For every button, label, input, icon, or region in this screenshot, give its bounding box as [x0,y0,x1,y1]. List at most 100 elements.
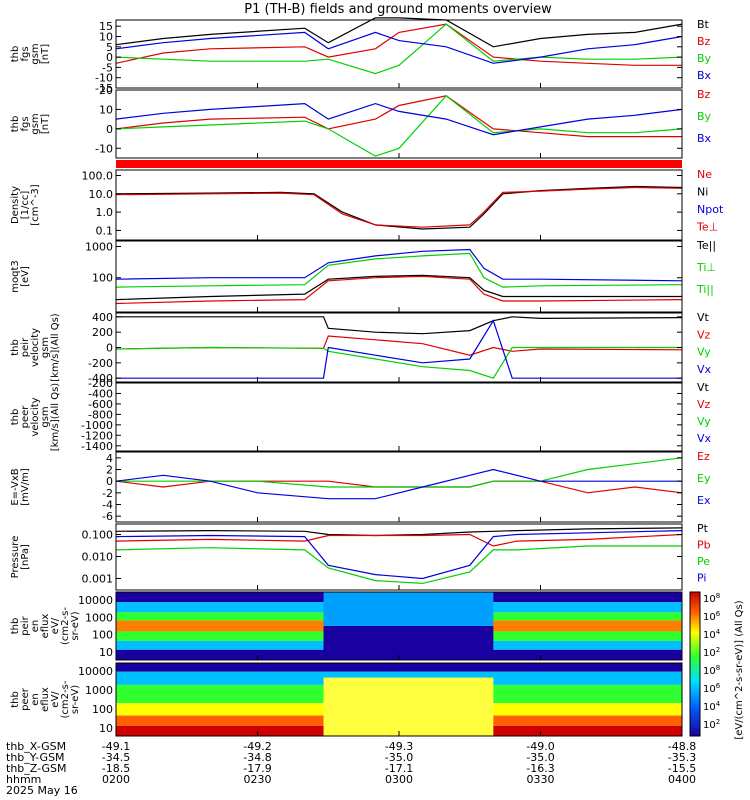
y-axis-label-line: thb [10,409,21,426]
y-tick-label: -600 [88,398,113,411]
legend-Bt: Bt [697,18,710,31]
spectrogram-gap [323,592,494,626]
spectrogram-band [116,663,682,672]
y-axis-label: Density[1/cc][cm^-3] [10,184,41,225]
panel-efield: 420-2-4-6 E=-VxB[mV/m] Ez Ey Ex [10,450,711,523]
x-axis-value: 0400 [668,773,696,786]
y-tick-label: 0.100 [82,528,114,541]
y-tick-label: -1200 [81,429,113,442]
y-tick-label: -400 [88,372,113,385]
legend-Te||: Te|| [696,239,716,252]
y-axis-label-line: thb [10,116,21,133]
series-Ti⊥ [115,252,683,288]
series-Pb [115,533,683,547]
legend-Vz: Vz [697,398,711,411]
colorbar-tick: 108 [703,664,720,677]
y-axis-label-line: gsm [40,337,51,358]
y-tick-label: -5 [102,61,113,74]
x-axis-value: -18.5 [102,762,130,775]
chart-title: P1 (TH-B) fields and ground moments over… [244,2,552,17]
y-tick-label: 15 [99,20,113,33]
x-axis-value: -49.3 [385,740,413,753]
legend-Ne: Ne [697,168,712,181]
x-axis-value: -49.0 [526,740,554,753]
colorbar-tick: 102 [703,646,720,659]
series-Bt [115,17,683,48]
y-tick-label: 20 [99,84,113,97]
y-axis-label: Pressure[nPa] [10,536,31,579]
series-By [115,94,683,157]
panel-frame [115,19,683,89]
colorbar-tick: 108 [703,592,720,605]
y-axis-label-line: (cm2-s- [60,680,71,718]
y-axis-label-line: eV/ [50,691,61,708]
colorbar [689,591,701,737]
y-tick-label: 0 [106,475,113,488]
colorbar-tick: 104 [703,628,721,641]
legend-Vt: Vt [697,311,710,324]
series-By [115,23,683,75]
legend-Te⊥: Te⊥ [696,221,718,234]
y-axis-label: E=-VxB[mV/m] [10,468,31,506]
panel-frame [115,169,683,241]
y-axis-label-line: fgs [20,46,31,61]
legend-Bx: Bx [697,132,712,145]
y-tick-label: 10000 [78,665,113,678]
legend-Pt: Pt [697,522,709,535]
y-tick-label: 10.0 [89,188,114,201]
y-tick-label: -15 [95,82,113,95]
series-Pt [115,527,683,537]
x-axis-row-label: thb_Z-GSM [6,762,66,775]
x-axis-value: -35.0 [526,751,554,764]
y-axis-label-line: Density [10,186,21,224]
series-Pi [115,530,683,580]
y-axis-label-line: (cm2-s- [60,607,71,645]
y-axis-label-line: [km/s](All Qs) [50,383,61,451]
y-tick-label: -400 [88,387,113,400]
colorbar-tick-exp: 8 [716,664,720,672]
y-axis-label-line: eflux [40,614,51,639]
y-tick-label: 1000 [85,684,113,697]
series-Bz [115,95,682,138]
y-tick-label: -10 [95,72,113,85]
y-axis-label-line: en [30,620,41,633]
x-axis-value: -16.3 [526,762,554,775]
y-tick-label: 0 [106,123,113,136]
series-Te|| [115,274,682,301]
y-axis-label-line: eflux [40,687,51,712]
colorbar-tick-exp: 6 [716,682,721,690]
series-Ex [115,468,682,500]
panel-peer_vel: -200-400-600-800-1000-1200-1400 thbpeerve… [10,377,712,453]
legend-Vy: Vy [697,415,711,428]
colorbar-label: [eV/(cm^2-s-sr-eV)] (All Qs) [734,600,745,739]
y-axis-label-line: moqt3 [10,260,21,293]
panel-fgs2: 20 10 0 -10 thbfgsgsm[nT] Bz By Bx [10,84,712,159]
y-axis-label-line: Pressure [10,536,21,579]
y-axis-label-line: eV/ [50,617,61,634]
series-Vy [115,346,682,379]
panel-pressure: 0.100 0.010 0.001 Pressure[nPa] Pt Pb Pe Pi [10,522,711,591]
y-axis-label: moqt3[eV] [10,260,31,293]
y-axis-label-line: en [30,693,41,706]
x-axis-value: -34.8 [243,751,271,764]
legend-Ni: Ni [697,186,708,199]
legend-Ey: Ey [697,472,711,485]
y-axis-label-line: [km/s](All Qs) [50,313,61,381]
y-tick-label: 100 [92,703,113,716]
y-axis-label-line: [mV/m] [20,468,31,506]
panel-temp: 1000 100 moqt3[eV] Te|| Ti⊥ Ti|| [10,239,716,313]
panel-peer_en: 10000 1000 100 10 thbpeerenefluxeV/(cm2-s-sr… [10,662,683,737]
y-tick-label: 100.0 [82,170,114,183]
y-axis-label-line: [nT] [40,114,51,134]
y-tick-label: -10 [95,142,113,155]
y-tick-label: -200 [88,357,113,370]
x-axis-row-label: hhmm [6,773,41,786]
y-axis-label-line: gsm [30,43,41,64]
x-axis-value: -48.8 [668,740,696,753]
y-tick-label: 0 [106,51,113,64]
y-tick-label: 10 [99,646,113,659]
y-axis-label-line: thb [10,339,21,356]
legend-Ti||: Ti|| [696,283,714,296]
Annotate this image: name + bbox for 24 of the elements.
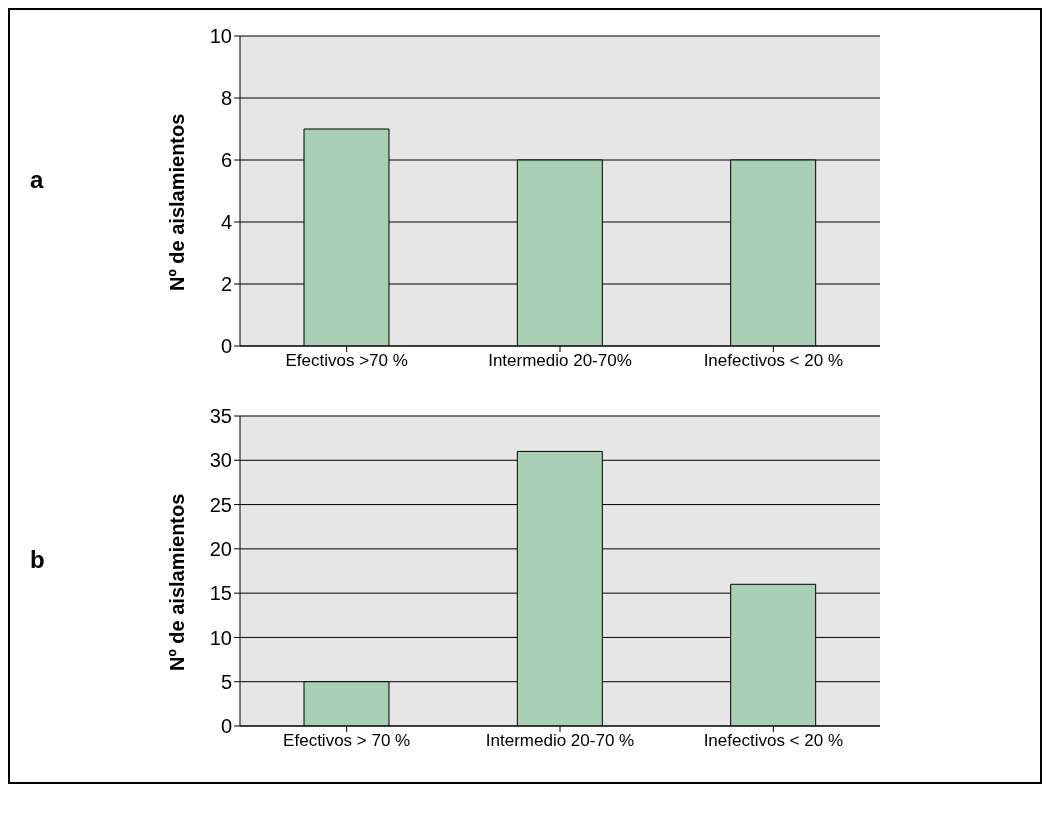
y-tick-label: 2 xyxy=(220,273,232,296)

#### What you will do
Copy the entries verbatim from the line with "y-axis-label-line: thb [10,409,21,426]" up to and including the line with "colorbar-tick: 102 [703,646,720,659]".

#### Answer to the task
y-axis-label-line: thb [10,409,21,426]
y-tick-label: -600 [88,398,113,411]
legend-Bt: Bt [697,18,710,31]
spectrogram-gap [323,592,494,626]
spectrogram-band [116,663,682,672]
y-axis-label: Density[1/cc][cm^-3] [10,184,41,225]
panel-efield: 420-2-4-6 E=-VxB[mV/m] Ez Ey Ex [10,450,711,523]
x-axis-value: 0400 [668,773,696,786]
y-tick-label: 0.100 [82,528,114,541]
y-tick-label: -1200 [81,429,113,442]
y-tick-label: -400 [88,372,113,385]
legend-Te||: Te|| [696,239,716,252]
y-axis-label-line: thb [10,116,21,133]
series-Ti⊥ [115,252,683,288]
series-Pb [115,533,683,547]
legend-Vz: Vz [697,398,711,411]
colorbar-tick: 108 [703,664,720,677]
y-axis-label-line: gsm [40,337,51,358]
y-tick-label: -5 [102,61,113,74]
x-axis-value: -18.5 [102,762,130,775]
chart-title: P1 (TH-B) fields and ground moments over… [244,2,552,17]
y-tick-label: 15 [99,20,113,33]
x-axis-value: -49.3 [385,740,413,753]
legend-Ne: Ne [697,168,712,181]
x-axis-value: -49.0 [526,740,554,753]
colorbar-tick: 102 [703,646,720,659]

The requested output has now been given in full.